[Box coordinate listings]

## Begin

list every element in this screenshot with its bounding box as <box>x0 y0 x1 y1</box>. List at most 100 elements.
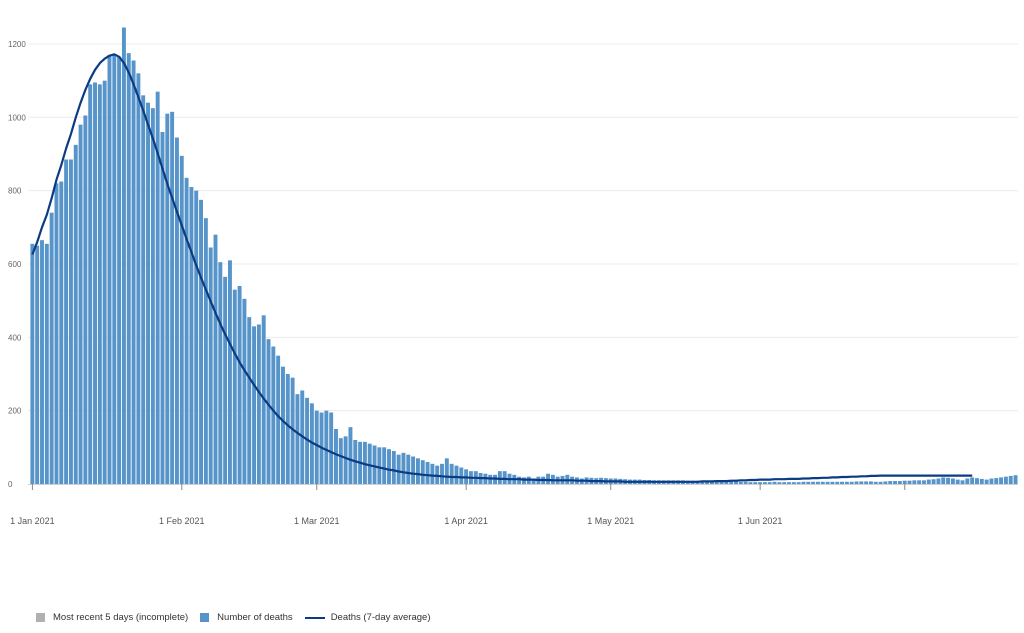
bar <box>801 481 806 484</box>
bar <box>835 481 840 484</box>
bar <box>811 481 816 484</box>
bar <box>415 458 420 484</box>
x-tick-label: 1 Apr 2021 <box>444 516 488 526</box>
bar <box>444 458 449 484</box>
average-line <box>31 53 973 483</box>
bar <box>999 477 1004 484</box>
bar <box>208 247 213 484</box>
bar <box>247 317 252 484</box>
bar <box>854 481 859 484</box>
bar <box>266 339 271 484</box>
average-swatch <box>304 616 325 619</box>
bar <box>93 82 97 484</box>
bar <box>989 478 994 484</box>
bar <box>425 462 430 484</box>
bar <box>888 481 893 484</box>
bar <box>213 234 218 484</box>
x-tick-label: 1 May 2021 <box>587 516 634 526</box>
bar <box>107 55 112 484</box>
bar <box>753 482 758 484</box>
bar <box>546 473 551 484</box>
bar <box>242 298 247 484</box>
bar <box>931 479 936 484</box>
bar <box>285 374 290 484</box>
bar <box>290 377 295 484</box>
bar <box>762 482 767 484</box>
bar <box>936 478 941 484</box>
bar <box>97 84 102 484</box>
legend-item-incomplete[interactable]: Most recent 5 days (incomplete) <box>36 612 188 623</box>
bar <box>946 477 951 484</box>
bar <box>521 477 526 484</box>
bar <box>184 177 189 485</box>
bar <box>994 478 999 484</box>
bar <box>160 132 165 484</box>
bar <box>189 187 194 484</box>
bar <box>849 481 854 484</box>
bar <box>411 456 416 484</box>
x-tick-label: 1 Feb 2021 <box>159 516 205 526</box>
bar <box>902 480 907 484</box>
bar <box>868 481 873 484</box>
bar <box>777 482 782 484</box>
bar <box>748 482 753 484</box>
y-tick-label: 1200 <box>8 40 26 49</box>
bar <box>878 481 883 484</box>
bar <box>454 465 459 484</box>
bar <box>199 199 204 485</box>
bar <box>59 181 64 484</box>
bar <box>218 262 223 484</box>
bar <box>314 410 319 484</box>
bar <box>825 481 830 484</box>
bar <box>44 243 49 484</box>
bar <box>440 463 444 484</box>
bar <box>194 190 199 484</box>
bar <box>917 480 922 484</box>
bar <box>960 480 965 484</box>
y-tick-label: 200 <box>8 407 22 416</box>
bar <box>343 436 348 484</box>
bar <box>420 460 425 484</box>
bar <box>922 480 926 484</box>
bar <box>1008 475 1013 484</box>
bar <box>329 412 334 484</box>
bar <box>367 443 372 484</box>
bar <box>131 60 136 484</box>
deaths-chart: 0 200 400 600 800 1000 1200 1 Jan 2021 1 Feb 202… <box>8 27 1018 526</box>
bar <box>714 480 719 484</box>
bar <box>897 481 902 484</box>
bar <box>237 286 242 484</box>
bar <box>334 429 338 484</box>
bar <box>305 397 310 484</box>
bar <box>791 482 796 484</box>
bar <box>734 481 738 484</box>
bar <box>758 482 763 484</box>
legend-label-deaths: Number of deaths <box>217 612 293 623</box>
bar <box>179 155 184 485</box>
bar <box>338 438 343 484</box>
bar <box>449 463 454 484</box>
bar <box>40 240 44 484</box>
y-tick-label: 800 <box>8 187 22 196</box>
bar <box>907 480 912 484</box>
legend-item-average[interactable]: Deaths (7-day average) <box>304 612 431 623</box>
bar <box>295 394 300 484</box>
legend-label-incomplete: Most recent 5 days (incomplete) <box>53 612 189 623</box>
bar <box>815 481 820 484</box>
y-tick-label: 0 <box>8 480 13 489</box>
bar <box>767 482 772 484</box>
bar <box>820 481 825 484</box>
bar <box>174 137 179 484</box>
bar <box>281 366 285 484</box>
bar <box>955 479 960 484</box>
bar <box>729 481 734 484</box>
bar <box>35 245 40 484</box>
bar <box>406 454 411 484</box>
bar <box>102 80 107 485</box>
bar <box>459 467 464 484</box>
bar <box>941 477 946 484</box>
bar <box>840 481 844 484</box>
legend-item-deaths[interactable]: Number of deaths <box>200 612 293 623</box>
bar <box>391 451 396 484</box>
bar <box>873 481 878 484</box>
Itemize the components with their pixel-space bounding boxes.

## End

### Exercise details
Recast all of the rows above as a single numbered list, one line per item, leaving out blank lines and pictures.

### Solution to this problem
1. list every element in this screenshot with its bounding box as <box>x0 y0 x1 y1</box>. List at most 100 elements.
2. bar <box>801 481 806 484</box>
3. bar <box>835 481 840 484</box>
4. bar <box>811 481 816 484</box>
5. bar <box>415 458 420 484</box>
6. x-tick-label: 1 Apr 2021 <box>444 516 488 526</box>
7. bar <box>444 458 449 484</box>
8. average-line <box>31 53 973 483</box>
9. bar <box>999 477 1004 484</box>
10. bar <box>208 247 213 484</box>
11. bar <box>247 317 252 484</box>
12. bar <box>854 481 859 484</box>
13. bar <box>266 339 271 484</box>
14. average-swatch <box>304 616 325 619</box>
15. bar <box>93 82 97 484</box>
16. bar <box>989 478 994 484</box>
17. bar <box>425 462 430 484</box>
18. bar <box>888 481 893 484</box>
19. bar <box>213 234 218 484</box>
20. x-tick-label: 1 May 2021 <box>587 516 634 526</box>
21. bar <box>107 55 112 484</box>
22. bar <box>753 482 758 484</box>
23. bar <box>546 473 551 484</box>
24. bar <box>242 298 247 484</box>
25. bar <box>931 479 936 484</box>
26. bar <box>285 374 290 484</box>
27. bar <box>290 377 295 484</box>
28. bar <box>762 482 767 484</box>
29. bar <box>936 478 941 484</box>
30. bar <box>97 84 102 484</box>
31. legend-item-incomplete[interactable]: Most recent 5 days (incomplete) <box>36 612 188 623</box>
32. bar <box>946 477 951 484</box>
33. bar <box>521 477 526 484</box>
34. bar <box>184 177 189 485</box>
35. bar <box>994 478 999 484</box>
36. bar <box>160 132 165 484</box>
37. bar <box>189 187 194 484</box>
38. bar <box>849 481 854 484</box>
39. bar <box>411 456 416 484</box>
40. x-tick-label: 1 Feb 2021 <box>159 516 205 526</box>
41. bar <box>902 480 907 484</box>
42. bar <box>868 481 873 484</box>
43. bar <box>777 482 782 484</box>
44. bar <box>748 482 753 484</box>
45. y-tick-label: 1200 <box>8 40 26 49</box>
46. bar <box>878 481 883 484</box>
47. bar <box>454 465 459 484</box>
48. bar <box>199 199 204 485</box>
49. bar <box>59 181 64 484</box>
50. bar <box>218 262 223 484</box>
51. bar <box>314 410 319 484</box>
52. bar <box>825 481 830 484</box>
53. bar <box>44 243 49 484</box>
54. bar <box>440 463 444 484</box>
55. bar <box>194 190 199 484</box>
56. bar <box>917 480 922 484</box>
57. bar <box>960 480 965 484</box>
58. y-tick-label: 200 <box>8 407 22 416</box>
59. bar <box>343 436 348 484</box>
60. bar <box>420 460 425 484</box>
61. bar <box>922 480 926 484</box>
62. bar <box>1008 475 1013 484</box>
63. bar <box>329 412 334 484</box>
64. bar <box>367 443 372 484</box>
65. bar <box>131 60 136 484</box>
66. deaths-chart: 0 200 400 600 800 1000 1200 1 Jan 2021 1 Feb 202… <box>8 27 1018 526</box>
67. bar <box>714 480 719 484</box>
68. bar <box>897 481 902 484</box>
69. bar <box>237 286 242 484</box>
70. bar <box>334 429 338 484</box>
71. bar <box>305 397 310 484</box>
72. bar <box>791 482 796 484</box>
73. bar <box>734 481 738 484</box>
74. bar <box>758 482 763 484</box>
75. legend-label-deaths: Number of deaths <box>217 612 293 623</box>
76. bar <box>179 155 184 485</box>
77. bar <box>338 438 343 484</box>
78. bar <box>449 463 454 484</box>
79. bar <box>40 240 44 484</box>
80. y-tick-label: 800 <box>8 187 22 196</box>
81. bar <box>907 480 912 484</box>
82. legend-item-average[interactable]: Deaths (7-day average) <box>304 612 431 623</box>
83. bar <box>295 394 300 484</box>
84. legend-label-incomplete: Most recent 5 days (incomplete) <box>53 612 189 623</box>
85. bar <box>815 481 820 484</box>
86. y-tick-label: 0 <box>8 480 13 489</box>
87. bar <box>767 482 772 484</box>
88. bar <box>820 481 825 484</box>
89. bar <box>174 137 179 484</box>
90. bar <box>281 366 285 484</box>
91. bar <box>955 479 960 484</box>
92. bar <box>729 481 734 484</box>
93. bar <box>35 245 40 484</box>
94. bar <box>406 454 411 484</box>
95. bar <box>102 80 107 485</box>
96. bar <box>459 467 464 484</box>
97. bar <box>941 477 946 484</box>
98. bar <box>840 481 844 484</box>
99. legend-item-deaths[interactable]: Number of deaths <box>200 612 293 623</box>
100. bar <box>391 451 396 484</box>
101. bar <box>873 481 878 484</box>
102. Itemize the components with their pixel-space bounding boxes.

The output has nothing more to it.